What you are asked to do: Omit every picture and return the rest of the data unaltered.

Task material:
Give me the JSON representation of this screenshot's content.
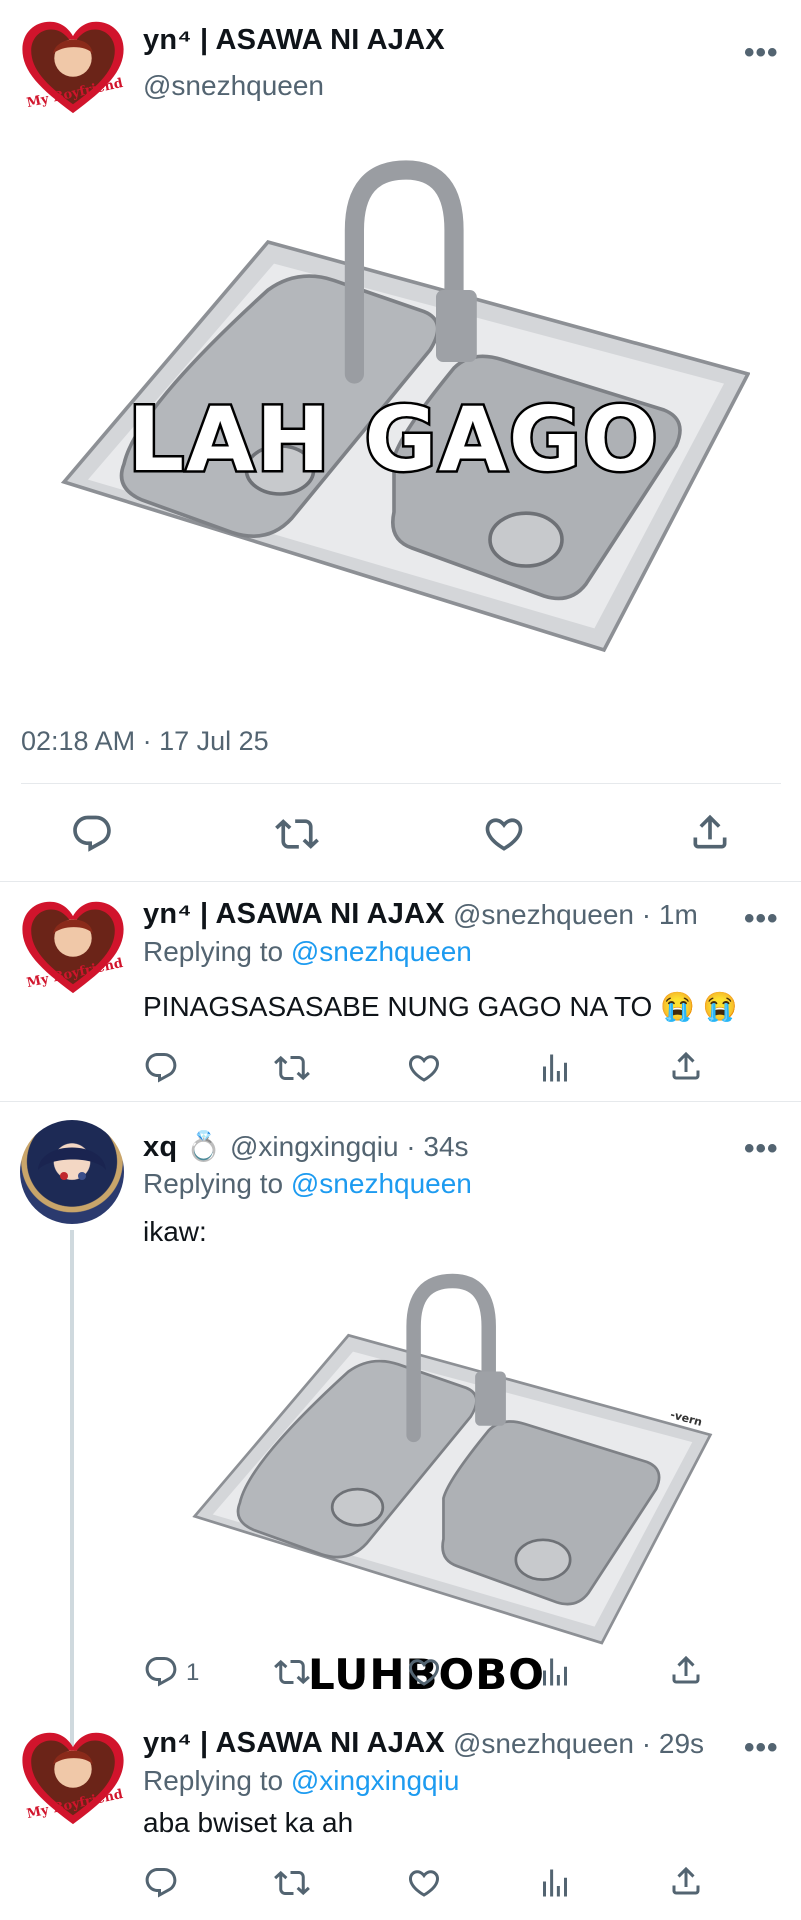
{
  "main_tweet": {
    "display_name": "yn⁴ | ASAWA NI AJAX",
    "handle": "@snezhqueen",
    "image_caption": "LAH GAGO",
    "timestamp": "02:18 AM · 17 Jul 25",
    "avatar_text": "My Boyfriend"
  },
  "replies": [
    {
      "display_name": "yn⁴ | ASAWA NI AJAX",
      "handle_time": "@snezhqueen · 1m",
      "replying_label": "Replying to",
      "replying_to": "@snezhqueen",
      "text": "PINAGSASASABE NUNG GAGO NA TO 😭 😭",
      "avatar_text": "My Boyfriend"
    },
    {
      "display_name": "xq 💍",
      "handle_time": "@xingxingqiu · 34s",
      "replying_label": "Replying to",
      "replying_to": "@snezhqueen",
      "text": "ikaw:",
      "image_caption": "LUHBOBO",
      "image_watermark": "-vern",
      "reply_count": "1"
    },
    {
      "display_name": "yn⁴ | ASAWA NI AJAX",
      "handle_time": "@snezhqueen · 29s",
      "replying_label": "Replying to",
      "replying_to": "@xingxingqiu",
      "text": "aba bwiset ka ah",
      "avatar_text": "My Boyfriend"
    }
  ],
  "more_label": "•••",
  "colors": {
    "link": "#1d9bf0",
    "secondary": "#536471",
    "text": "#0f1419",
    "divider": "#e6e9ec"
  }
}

Solution for this exercise:
Give me the JSON representation of this screenshot's content.
{
  "main_tweet": {
    "display_name": "yn⁴ | ASAWA NI AJAX",
    "handle": "@snezhqueen",
    "image_caption": "LAH GAGO",
    "timestamp": "02:18 AM · 17 Jul 25",
    "avatar_text": "My Boyfriend"
  },
  "replies": [
    {
      "display_name": "yn⁴ | ASAWA NI AJAX",
      "handle_time": "@snezhqueen · 1m",
      "replying_label": "Replying to",
      "replying_to": "@snezhqueen",
      "text": "PINAGSASASABE NUNG GAGO NA TO 😭 😭",
      "avatar_text": "My Boyfriend"
    },
    {
      "display_name": "xq 💍",
      "handle_time": "@xingxingqiu · 34s",
      "replying_label": "Replying to",
      "replying_to": "@snezhqueen",
      "text": "ikaw:",
      "image_caption": "LUHBOBO",
      "image_watermark": "-vern",
      "reply_count": "1"
    },
    {
      "display_name": "yn⁴ | ASAWA NI AJAX",
      "handle_time": "@snezhqueen · 29s",
      "replying_label": "Replying to",
      "replying_to": "@xingxingqiu",
      "text": "aba bwiset ka ah",
      "avatar_text": "My Boyfriend"
    }
  ],
  "more_label": "•••",
  "colors": {
    "link": "#1d9bf0",
    "secondary": "#536471",
    "text": "#0f1419",
    "divider": "#e6e9ec"
  }
}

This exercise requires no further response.